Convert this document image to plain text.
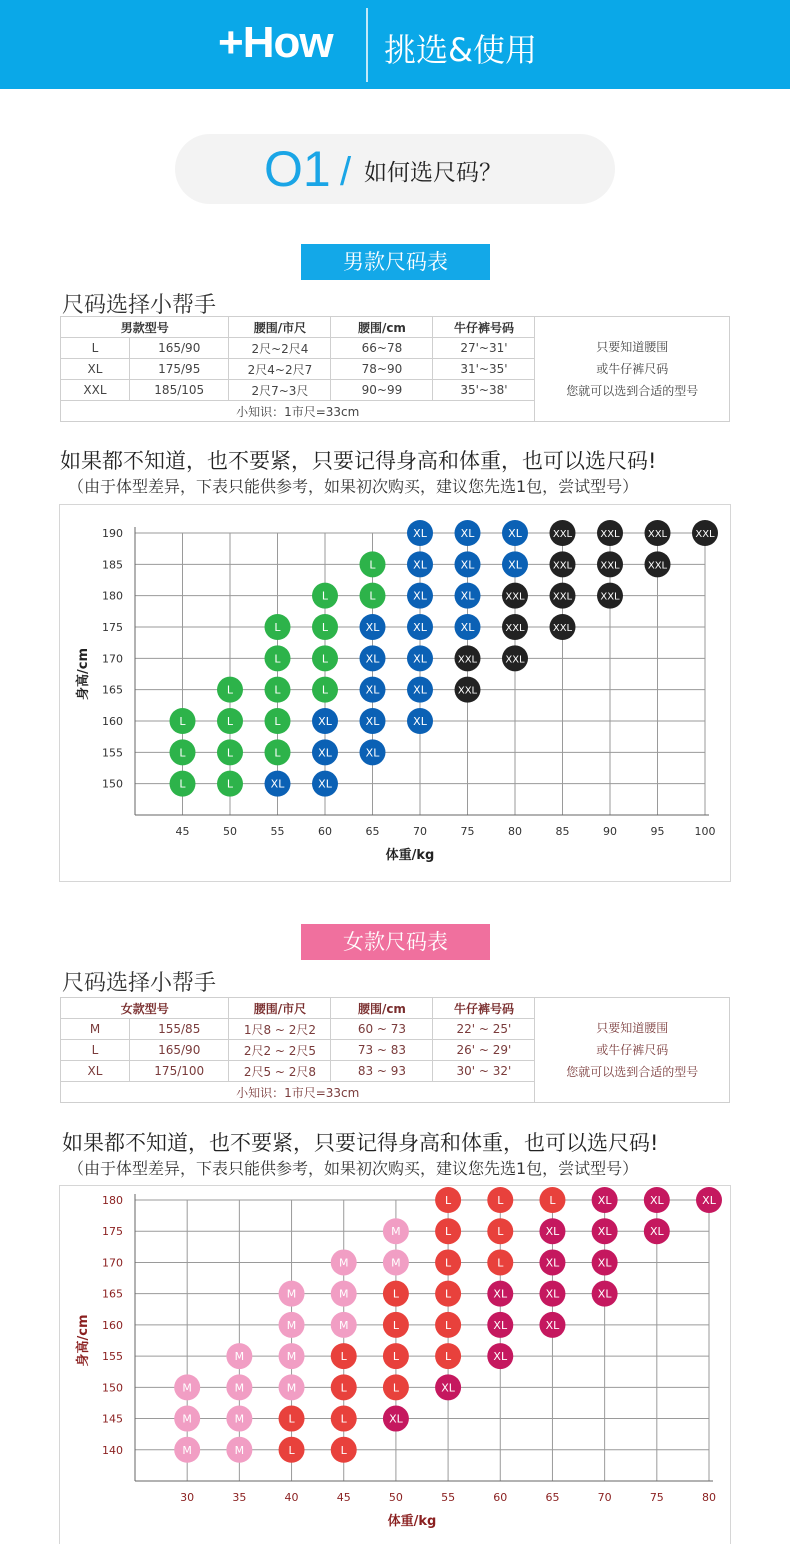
+How 挑选&使用
O1 / 如何选尺码？
男款尺码表
尺码选择小帮手
男款型号		腰围/市尺	腰围/cm	牛仔裤号码	只要知道腰围
或牛仔裤尺码
您就可以选到合适的型号

L	165/90	2尺~2尺4	66~78	27'~31'	
XL	175/95	2尺4~2尺7	78~90	31'~35'	
XXL	185/105	2尺7~3尺	90~99	35'~38'	
小知识：1市尺=33cm					
如果都不知道，也不要紧，只要记得身高和体重，也可以选尺码!
（由于体型差异，下表只能供参考，如果初次购买，建议您先选1包，尝试型号）
45	50	55	60	65	70	75	80	85	90	95	100
150
155
160
165
170
175
180
185
190
体重/kg
身高/cm
L
L
L
L
L
L
L
XL
L
L
L
L
L
XL
XL
XL
L
L
L
L
XL
XL
XL
XL
XL
L
L
XL
XL
XL
XL
XL
XL
XL
XXL
XXL
XL
XL
XL
XL
XXL
XXL
XXL
XL
XL
XXL
XXL
XXL
XXL
XXL
XXL
XXL
XXL
XXL	XXL
女款尺码表
尺码选择小帮手
女款型号		腰围/市尺	腰围/cm	牛仔裤号码	只要知道腰围
或牛仔裤尺码
您就可以选到合适的型号

M	155/85	1尺8 ~ 2尺2	60 ~ 73	22' ~ 25'	
L	165/90	2尺2 ~ 2尺5	73 ~ 83	26' ~ 29'	
XL	175/100	2尺5 ~ 2尺8	83 ~ 93	30' ~ 32'	
小知识：1市尺=33cm					
如果都不知道，也不要紧，只要记得身高和体重，也可以选尺码!
（由于体型差异，下表只能供参考，如果初次购买，建议您先选1包，尝试型号）
30	35	40	45	50	55	60	65	70	75	80
140
145
150
155
160
165
170
175
180
体重/kg
身高/cm
M
M
M
M
M
M
M
L
L
M
M
M
M
L
L
L
L
M
M
M
XL
L
L
L
L
M
M
XL
L
L
L
L
L
L
XL
XL
XL
L
L
L
XL
XL
XL
XL
L
XL
XL
XL
XL
XL
XL	XL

· · · · · · ·

Go over the records above and tally each line that includes "牛仔裤号码". Give the total by itself.

2